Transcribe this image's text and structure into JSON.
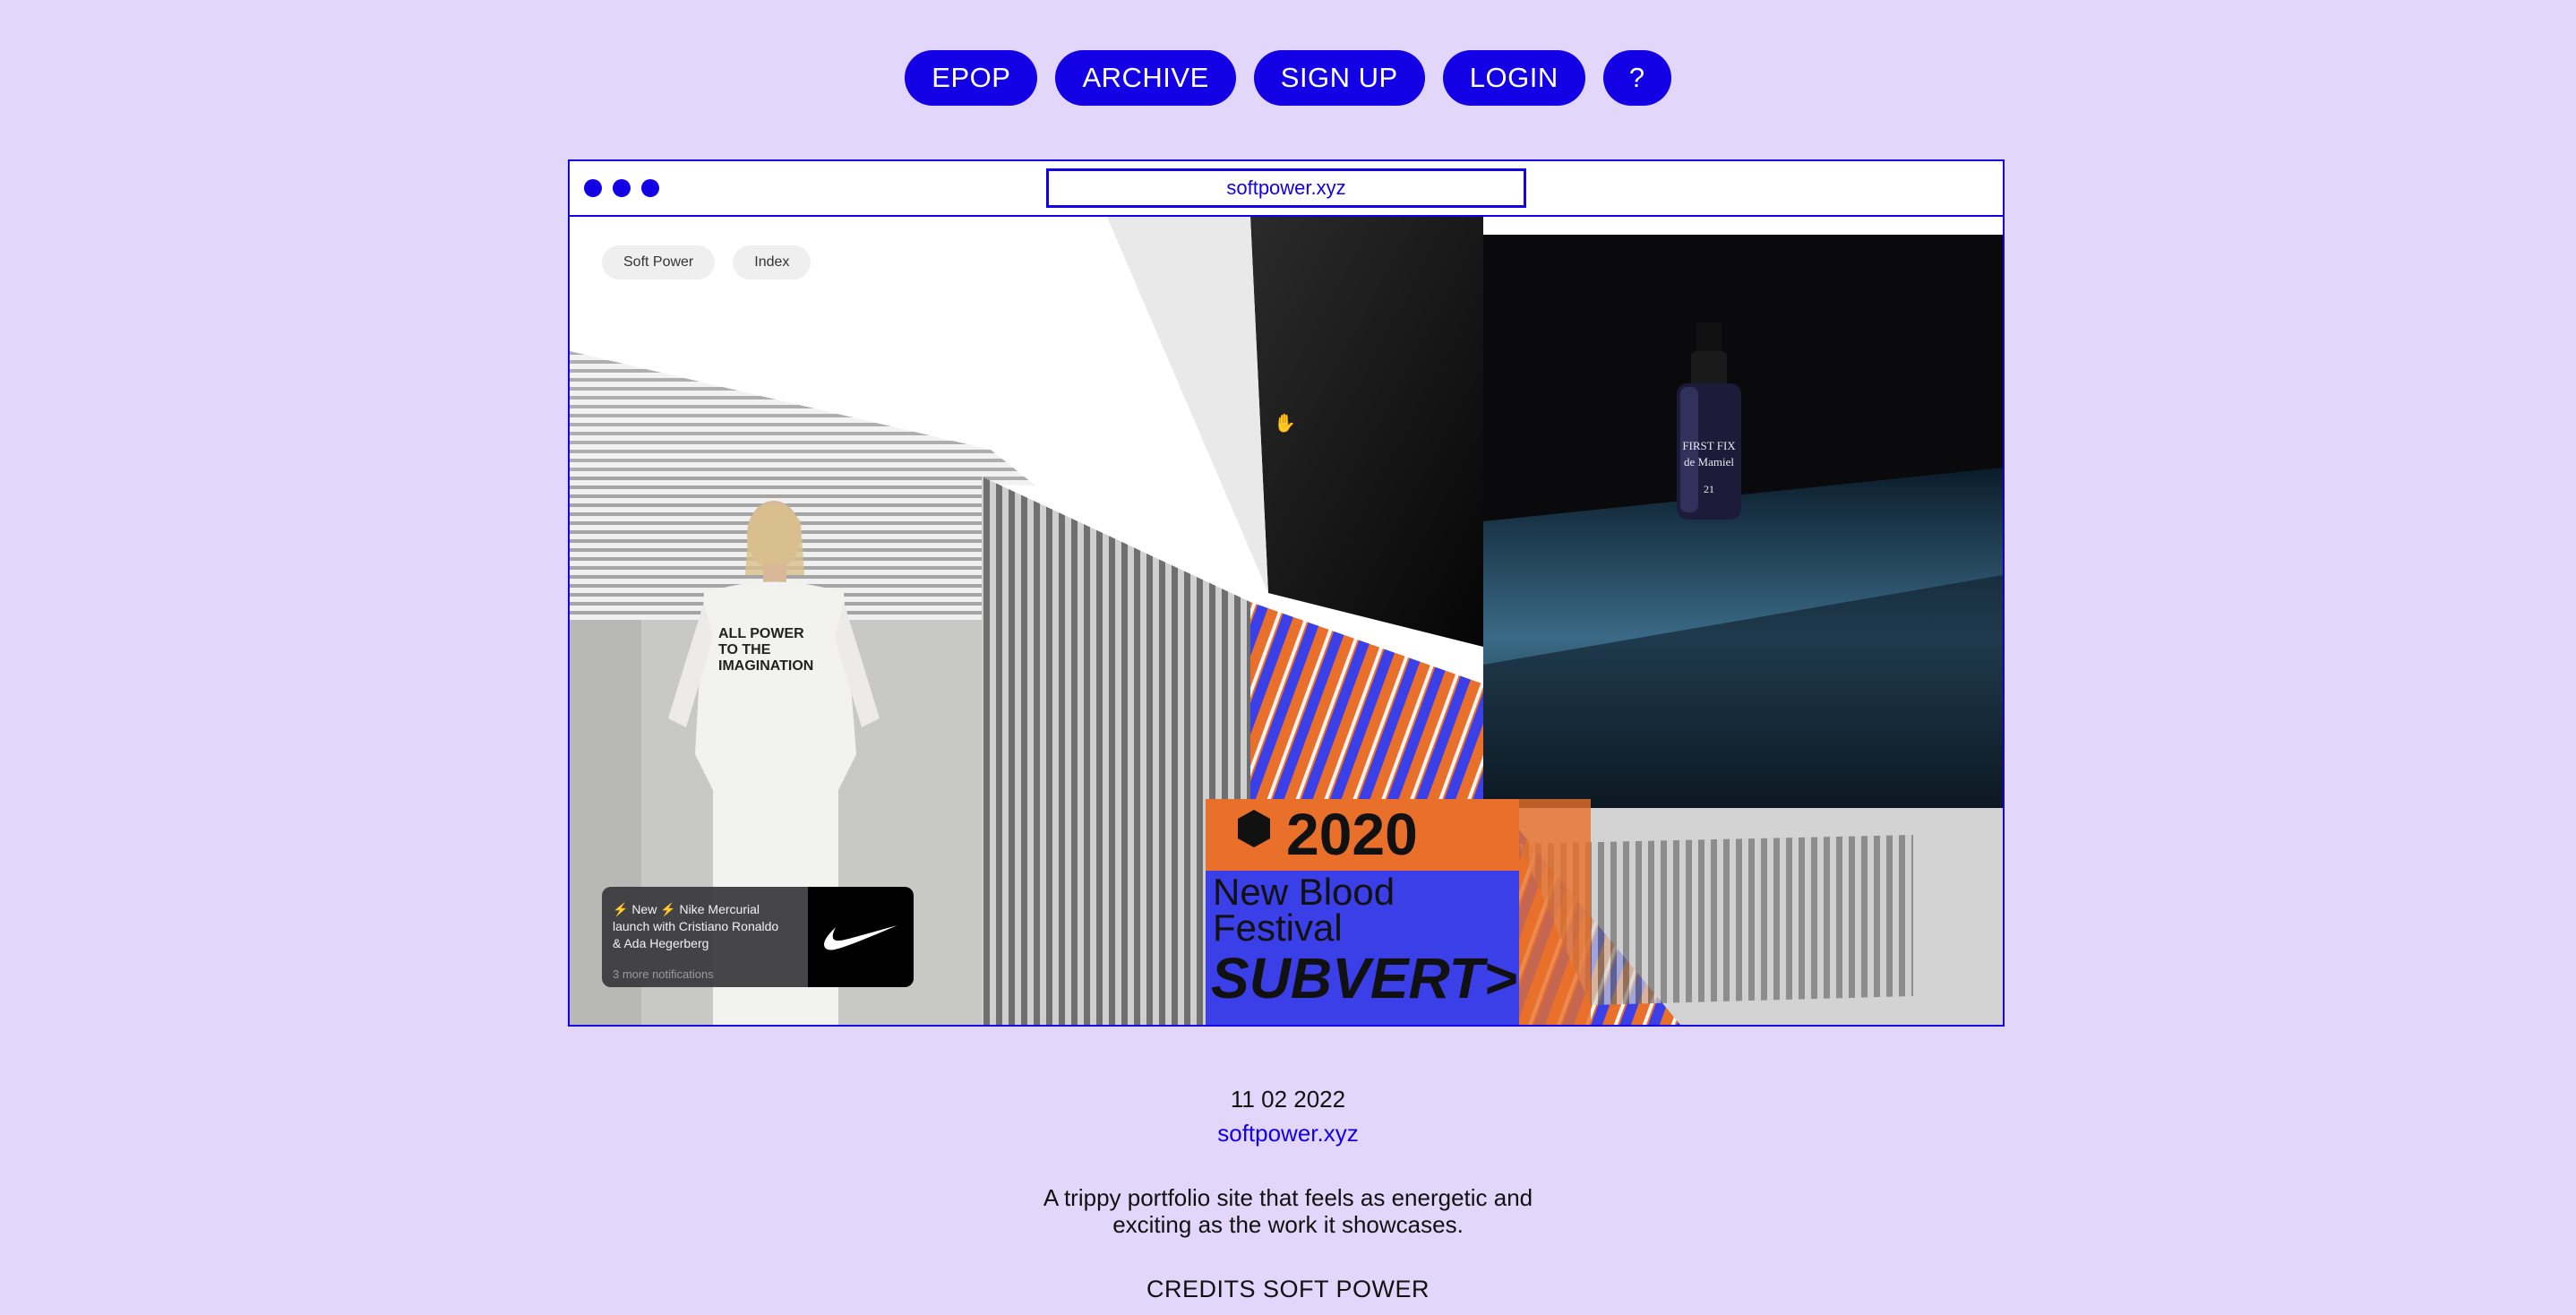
{
  "nav": {
    "buttons": [
      "EPOP",
      "ARCHIVE",
      "SIGN UP",
      "LOGIN",
      "?"
    ]
  },
  "browser": {
    "url": "softpower.xyz",
    "site_nav": [
      "Soft Power",
      "Index"
    ],
    "notification": {
      "line1": "⚡ New ⚡ Nike Mercurial",
      "line2": "launch with Cristiano Ronaldo",
      "line3": "& Ada Hegerberg",
      "more": "3 more notifications",
      "logo_icon": "nike-swoosh-icon"
    },
    "collage": {
      "shirt_text": [
        "ALL POWER",
        "TO THE",
        "IMAGINATION"
      ],
      "product_label": [
        "FIRST FIX",
        "de Mamiel",
        "21"
      ],
      "festival": {
        "year": "2020",
        "line1": "New Blood",
        "line2": "Festival",
        "line3": "SUBVERT>"
      }
    }
  },
  "entry": {
    "date": "11 02 2022",
    "link": "softpower.xyz",
    "description_line1": "A trippy portfolio site that feels as energetic and",
    "description_line2": "exciting as the work it showcases.",
    "credits": "CREDITS SOFT POWER"
  },
  "colors": {
    "background": "#e3d6fb",
    "accent": "#1400e5",
    "orange": "#e8702a"
  }
}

__________

• _Request_
All records must be output exactly as they are, except for the pictures, which are left out.

• _Task result_
Transcribe this image's text and structure into JSON.
{
  "nav": {
    "buttons": [
      "EPOP",
      "ARCHIVE",
      "SIGN UP",
      "LOGIN",
      "?"
    ]
  },
  "browser": {
    "url": "softpower.xyz",
    "site_nav": [
      "Soft Power",
      "Index"
    ],
    "notification": {
      "line1": "⚡ New ⚡ Nike Mercurial",
      "line2": "launch with Cristiano Ronaldo",
      "line3": "& Ada Hegerberg",
      "more": "3 more notifications",
      "logo_icon": "nike-swoosh-icon"
    },
    "collage": {
      "shirt_text": [
        "ALL POWER",
        "TO THE",
        "IMAGINATION"
      ],
      "product_label": [
        "FIRST FIX",
        "de Mamiel",
        "21"
      ],
      "festival": {
        "year": "2020",
        "line1": "New Blood",
        "line2": "Festival",
        "line3": "SUBVERT>"
      }
    }
  },
  "entry": {
    "date": "11 02 2022",
    "link": "softpower.xyz",
    "description_line1": "A trippy portfolio site that feels as energetic and",
    "description_line2": "exciting as the work it showcases.",
    "credits": "CREDITS SOFT POWER"
  },
  "colors": {
    "background": "#e3d6fb",
    "accent": "#1400e5",
    "orange": "#e8702a"
  }
}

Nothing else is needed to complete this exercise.